*Task brief*. Could you print all the entries exactly?
>> begin Records provided
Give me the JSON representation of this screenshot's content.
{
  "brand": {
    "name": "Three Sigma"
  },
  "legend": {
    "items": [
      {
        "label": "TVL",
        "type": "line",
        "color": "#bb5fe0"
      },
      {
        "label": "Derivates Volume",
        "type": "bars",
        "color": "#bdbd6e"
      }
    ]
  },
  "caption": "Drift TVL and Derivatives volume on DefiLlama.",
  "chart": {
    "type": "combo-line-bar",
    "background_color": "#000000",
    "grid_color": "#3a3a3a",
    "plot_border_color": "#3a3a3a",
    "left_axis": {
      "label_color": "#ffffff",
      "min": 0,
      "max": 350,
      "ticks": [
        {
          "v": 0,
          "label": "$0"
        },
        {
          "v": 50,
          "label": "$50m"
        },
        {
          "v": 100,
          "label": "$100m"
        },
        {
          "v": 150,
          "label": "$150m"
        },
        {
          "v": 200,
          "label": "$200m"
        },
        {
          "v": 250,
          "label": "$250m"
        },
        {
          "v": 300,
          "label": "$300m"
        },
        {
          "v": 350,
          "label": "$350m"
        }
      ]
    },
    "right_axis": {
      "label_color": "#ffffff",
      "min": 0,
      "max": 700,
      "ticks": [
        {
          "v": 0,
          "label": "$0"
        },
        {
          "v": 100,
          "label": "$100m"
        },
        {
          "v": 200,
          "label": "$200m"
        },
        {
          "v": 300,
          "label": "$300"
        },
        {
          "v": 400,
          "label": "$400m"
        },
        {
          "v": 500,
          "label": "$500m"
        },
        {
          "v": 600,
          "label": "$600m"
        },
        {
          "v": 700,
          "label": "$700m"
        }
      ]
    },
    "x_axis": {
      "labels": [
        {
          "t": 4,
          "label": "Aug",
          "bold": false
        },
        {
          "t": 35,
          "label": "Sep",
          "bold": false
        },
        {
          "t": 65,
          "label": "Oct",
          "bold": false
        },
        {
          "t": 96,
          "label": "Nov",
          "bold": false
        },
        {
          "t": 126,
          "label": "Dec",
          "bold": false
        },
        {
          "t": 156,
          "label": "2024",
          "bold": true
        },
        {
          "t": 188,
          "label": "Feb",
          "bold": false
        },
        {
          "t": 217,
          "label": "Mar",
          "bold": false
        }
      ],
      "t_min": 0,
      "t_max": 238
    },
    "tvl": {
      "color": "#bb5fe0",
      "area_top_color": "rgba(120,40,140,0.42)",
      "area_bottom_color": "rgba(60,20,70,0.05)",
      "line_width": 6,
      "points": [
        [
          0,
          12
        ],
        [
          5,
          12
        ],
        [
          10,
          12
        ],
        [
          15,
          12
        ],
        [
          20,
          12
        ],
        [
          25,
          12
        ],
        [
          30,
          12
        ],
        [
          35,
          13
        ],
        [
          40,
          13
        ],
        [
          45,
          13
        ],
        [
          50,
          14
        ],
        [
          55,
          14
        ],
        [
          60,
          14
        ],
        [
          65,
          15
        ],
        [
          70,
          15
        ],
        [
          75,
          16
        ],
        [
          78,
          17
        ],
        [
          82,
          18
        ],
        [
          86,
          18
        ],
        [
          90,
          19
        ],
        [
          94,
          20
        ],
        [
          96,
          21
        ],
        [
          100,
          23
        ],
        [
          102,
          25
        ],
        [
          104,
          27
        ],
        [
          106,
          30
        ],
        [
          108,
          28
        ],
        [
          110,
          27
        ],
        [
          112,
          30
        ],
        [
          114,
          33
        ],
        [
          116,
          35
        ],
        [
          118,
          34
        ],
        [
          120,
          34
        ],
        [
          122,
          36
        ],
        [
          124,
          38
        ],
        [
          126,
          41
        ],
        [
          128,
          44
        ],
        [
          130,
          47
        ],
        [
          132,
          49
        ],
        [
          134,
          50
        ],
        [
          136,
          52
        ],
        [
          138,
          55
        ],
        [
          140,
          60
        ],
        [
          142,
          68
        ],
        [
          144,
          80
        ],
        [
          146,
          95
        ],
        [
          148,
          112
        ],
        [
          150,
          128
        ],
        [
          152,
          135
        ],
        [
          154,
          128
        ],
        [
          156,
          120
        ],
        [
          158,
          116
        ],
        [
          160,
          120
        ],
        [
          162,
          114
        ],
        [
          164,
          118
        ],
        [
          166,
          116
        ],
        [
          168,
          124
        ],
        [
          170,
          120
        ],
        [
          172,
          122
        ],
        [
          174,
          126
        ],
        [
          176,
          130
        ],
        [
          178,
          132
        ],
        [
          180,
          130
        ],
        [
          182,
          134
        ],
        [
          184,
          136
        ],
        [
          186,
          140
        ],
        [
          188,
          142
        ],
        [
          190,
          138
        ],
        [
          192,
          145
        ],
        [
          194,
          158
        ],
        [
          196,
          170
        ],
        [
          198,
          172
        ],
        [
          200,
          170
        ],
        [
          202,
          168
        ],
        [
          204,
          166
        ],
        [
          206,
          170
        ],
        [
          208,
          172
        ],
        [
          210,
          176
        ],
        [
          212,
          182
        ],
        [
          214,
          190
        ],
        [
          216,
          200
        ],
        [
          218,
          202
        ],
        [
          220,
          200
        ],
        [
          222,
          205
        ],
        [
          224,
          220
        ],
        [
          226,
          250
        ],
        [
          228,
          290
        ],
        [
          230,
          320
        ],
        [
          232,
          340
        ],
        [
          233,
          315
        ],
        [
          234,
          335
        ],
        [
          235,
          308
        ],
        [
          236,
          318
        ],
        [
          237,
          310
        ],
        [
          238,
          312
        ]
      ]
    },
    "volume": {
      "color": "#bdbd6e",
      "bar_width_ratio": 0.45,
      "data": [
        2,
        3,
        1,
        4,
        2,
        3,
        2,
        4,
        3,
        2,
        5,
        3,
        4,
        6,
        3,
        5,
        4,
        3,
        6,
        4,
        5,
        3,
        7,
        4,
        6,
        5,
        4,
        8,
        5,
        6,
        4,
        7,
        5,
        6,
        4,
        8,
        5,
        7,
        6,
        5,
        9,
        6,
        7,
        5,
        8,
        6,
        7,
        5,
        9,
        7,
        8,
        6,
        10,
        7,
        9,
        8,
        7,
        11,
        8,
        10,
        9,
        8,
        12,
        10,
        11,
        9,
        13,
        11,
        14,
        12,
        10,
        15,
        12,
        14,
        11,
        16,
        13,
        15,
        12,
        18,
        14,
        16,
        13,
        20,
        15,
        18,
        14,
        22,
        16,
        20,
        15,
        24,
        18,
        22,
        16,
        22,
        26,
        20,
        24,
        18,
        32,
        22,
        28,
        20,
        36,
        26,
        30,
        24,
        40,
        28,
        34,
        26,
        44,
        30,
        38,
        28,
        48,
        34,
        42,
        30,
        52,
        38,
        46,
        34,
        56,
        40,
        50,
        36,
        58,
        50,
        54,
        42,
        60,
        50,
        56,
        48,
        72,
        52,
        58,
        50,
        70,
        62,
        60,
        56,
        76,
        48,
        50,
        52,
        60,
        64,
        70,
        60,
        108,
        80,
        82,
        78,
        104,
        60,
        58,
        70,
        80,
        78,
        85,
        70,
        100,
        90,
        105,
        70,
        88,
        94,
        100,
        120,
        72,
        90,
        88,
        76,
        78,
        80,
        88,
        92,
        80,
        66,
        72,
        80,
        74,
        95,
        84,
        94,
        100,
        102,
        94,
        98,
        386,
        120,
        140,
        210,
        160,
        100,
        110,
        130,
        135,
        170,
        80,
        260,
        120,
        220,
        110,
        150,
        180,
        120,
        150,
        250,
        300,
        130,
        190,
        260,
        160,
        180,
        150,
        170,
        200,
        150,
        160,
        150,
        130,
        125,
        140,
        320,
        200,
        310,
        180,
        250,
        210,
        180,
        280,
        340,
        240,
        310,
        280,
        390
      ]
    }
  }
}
>> end Records provided
*Solution to the exercise*.
Give me the JSON representation of this screenshot's content.
{
  "brand": {
    "name": "Three Sigma"
  },
  "legend": {
    "items": [
      {
        "label": "TVL",
        "type": "line",
        "color": "#bb5fe0"
      },
      {
        "label": "Derivates Volume",
        "type": "bars",
        "color": "#bdbd6e"
      }
    ]
  },
  "caption": "Drift TVL and Derivatives volume on DefiLlama.",
  "chart": {
    "type": "combo-line-bar",
    "background_color": "#000000",
    "grid_color": "#3a3a3a",
    "plot_border_color": "#3a3a3a",
    "left_axis": {
      "label_color": "#ffffff",
      "min": 0,
      "max": 350,
      "ticks": [
        {
          "v": 0,
          "label": "$0"
        },
        {
          "v": 50,
          "label": "$50m"
        },
        {
          "v": 100,
          "label": "$100m"
        },
        {
          "v": 150,
          "label": "$150m"
        },
        {
          "v": 200,
          "label": "$200m"
        },
        {
          "v": 250,
          "label": "$250m"
        },
        {
          "v": 300,
          "label": "$300m"
        },
        {
          "v": 350,
          "label": "$350m"
        }
      ]
    },
    "right_axis": {
      "label_color": "#ffffff",
      "min": 0,
      "max": 700,
      "ticks": [
        {
          "v": 0,
          "label": "$0"
        },
        {
          "v": 100,
          "label": "$100m"
        },
        {
          "v": 200,
          "label": "$200m"
        },
        {
          "v": 300,
          "label": "$300"
        },
        {
          "v": 400,
          "label": "$400m"
        },
        {
          "v": 500,
          "label": "$500m"
        },
        {
          "v": 600,
          "label": "$600m"
        },
        {
          "v": 700,
          "label": "$700m"
        }
      ]
    },
    "x_axis": {
      "labels": [
        {
          "t": 4,
          "label": "Aug",
          "bold": false
        },
        {
          "t": 35,
          "label": "Sep",
          "bold": false
        },
        {
          "t": 65,
          "label": "Oct",
          "bold": false
        },
        {
          "t": 96,
          "label": "Nov",
          "bold": false
        },
        {
          "t": 126,
          "label": "Dec",
          "bold": false
        },
        {
          "t": 156,
          "label": "2024",
          "bold": true
        },
        {
          "t": 188,
          "label": "Feb",
          "bold": false
        },
        {
          "t": 217,
          "label": "Mar",
          "bold": false
        }
      ],
      "t_min": 0,
      "t_max": 238
    },
    "tvl": {
      "color": "#bb5fe0",
      "area_top_color": "rgba(120,40,140,0.42)",
      "area_bottom_color": "rgba(60,20,70,0.05)",
      "line_width": 6,
      "points": [
        [
          0,
          12
        ],
        [
          5,
          12
        ],
        [
          10,
          12
        ],
        [
          15,
          12
        ],
        [
          20,
          12
        ],
        [
          25,
          12
        ],
        [
          30,
          12
        ],
        [
          35,
          13
        ],
        [
          40,
          13
        ],
        [
          45,
          13
        ],
        [
          50,
          14
        ],
        [
          55,
          14
        ],
        [
          60,
          14
        ],
        [
          65,
          15
        ],
        [
          70,
          15
        ],
        [
          75,
          16
        ],
        [
          78,
          17
        ],
        [
          82,
          18
        ],
        [
          86,
          18
        ],
        [
          90,
          19
        ],
        [
          94,
          20
        ],
        [
          96,
          21
        ],
        [
          100,
          23
        ],
        [
          102,
          25
        ],
        [
          104,
          27
        ],
        [
          106,
          30
        ],
        [
          108,
          28
        ],
        [
          110,
          27
        ],
        [
          112,
          30
        ],
        [
          114,
          33
        ],
        [
          116,
          35
        ],
        [
          118,
          34
        ],
        [
          120,
          34
        ],
        [
          122,
          36
        ],
        [
          124,
          38
        ],
        [
          126,
          41
        ],
        [
          128,
          44
        ],
        [
          130,
          47
        ],
        [
          132,
          49
        ],
        [
          134,
          50
        ],
        [
          136,
          52
        ],
        [
          138,
          55
        ],
        [
          140,
          60
        ],
        [
          142,
          68
        ],
        [
          144,
          80
        ],
        [
          146,
          95
        ],
        [
          148,
          112
        ],
        [
          150,
          128
        ],
        [
          152,
          135
        ],
        [
          154,
          128
        ],
        [
          156,
          120
        ],
        [
          158,
          116
        ],
        [
          160,
          120
        ],
        [
          162,
          114
        ],
        [
          164,
          118
        ],
        [
          166,
          116
        ],
        [
          168,
          124
        ],
        [
          170,
          120
        ],
        [
          172,
          122
        ],
        [
          174,
          126
        ],
        [
          176,
          130
        ],
        [
          178,
          132
        ],
        [
          180,
          130
        ],
        [
          182,
          134
        ],
        [
          184,
          136
        ],
        [
          186,
          140
        ],
        [
          188,
          142
        ],
        [
          190,
          138
        ],
        [
          192,
          145
        ],
        [
          194,
          158
        ],
        [
          196,
          170
        ],
        [
          198,
          172
        ],
        [
          200,
          170
        ],
        [
          202,
          168
        ],
        [
          204,
          166
        ],
        [
          206,
          170
        ],
        [
          208,
          172
        ],
        [
          210,
          176
        ],
        [
          212,
          182
        ],
        [
          214,
          190
        ],
        [
          216,
          200
        ],
        [
          218,
          202
        ],
        [
          220,
          200
        ],
        [
          222,
          205
        ],
        [
          224,
          220
        ],
        [
          226,
          250
        ],
        [
          228,
          290
        ],
        [
          230,
          320
        ],
        [
          232,
          340
        ],
        [
          233,
          315
        ],
        [
          234,
          335
        ],
        [
          235,
          308
        ],
        [
          236,
          318
        ],
        [
          237,
          310
        ],
        [
          238,
          312
        ]
      ]
    },
    "volume": {
      "color": "#bdbd6e",
      "bar_width_ratio": 0.45,
      "data": [
        2,
        3,
        1,
        4,
        2,
        3,
        2,
        4,
        3,
        2,
        5,
        3,
        4,
        6,
        3,
        5,
        4,
        3,
        6,
        4,
        5,
        3,
        7,
        4,
        6,
        5,
        4,
        8,
        5,
        6,
        4,
        7,
        5,
        6,
        4,
        8,
        5,
        7,
        6,
        5,
        9,
        6,
        7,
        5,
        8,
        6,
        7,
        5,
        9,
        7,
        8,
        6,
        10,
        7,
        9,
        8,
        7,
        11,
        8,
        10,
        9,
        8,
        12,
        10,
        11,
        9,
        13,
        11,
        14,
        12,
        10,
        15,
        12,
        14,
        11,
        16,
        13,
        15,
        12,
        18,
        14,
        16,
        13,
        20,
        15,
        18,
        14,
        22,
        16,
        20,
        15,
        24,
        18,
        22,
        16,
        22,
        26,
        20,
        24,
        18,
        32,
        22,
        28,
        20,
        36,
        26,
        30,
        24,
        40,
        28,
        34,
        26,
        44,
        30,
        38,
        28,
        48,
        34,
        42,
        30,
        52,
        38,
        46,
        34,
        56,
        40,
        50,
        36,
        58,
        50,
        54,
        42,
        60,
        50,
        56,
        48,
        72,
        52,
        58,
        50,
        70,
        62,
        60,
        56,
        76,
        48,
        50,
        52,
        60,
        64,
        70,
        60,
        108,
        80,
        82,
        78,
        104,
        60,
        58,
        70,
        80,
        78,
        85,
        70,
        100,
        90,
        105,
        70,
        88,
        94,
        100,
        120,
        72,
        90,
        88,
        76,
        78,
        80,
        88,
        92,
        80,
        66,
        72,
        80,
        74,
        95,
        84,
        94,
        100,
        102,
        94,
        98,
        386,
        120,
        140,
        210,
        160,
        100,
        110,
        130,
        135,
        170,
        80,
        260,
        120,
        220,
        110,
        150,
        180,
        120,
        150,
        250,
        300,
        130,
        190,
        260,
        160,
        180,
        150,
        170,
        200,
        150,
        160,
        150,
        130,
        125,
        140,
        320,
        200,
        310,
        180,
        250,
        210,
        180,
        280,
        340,
        240,
        310,
        280,
        390
      ]
    }
  }
}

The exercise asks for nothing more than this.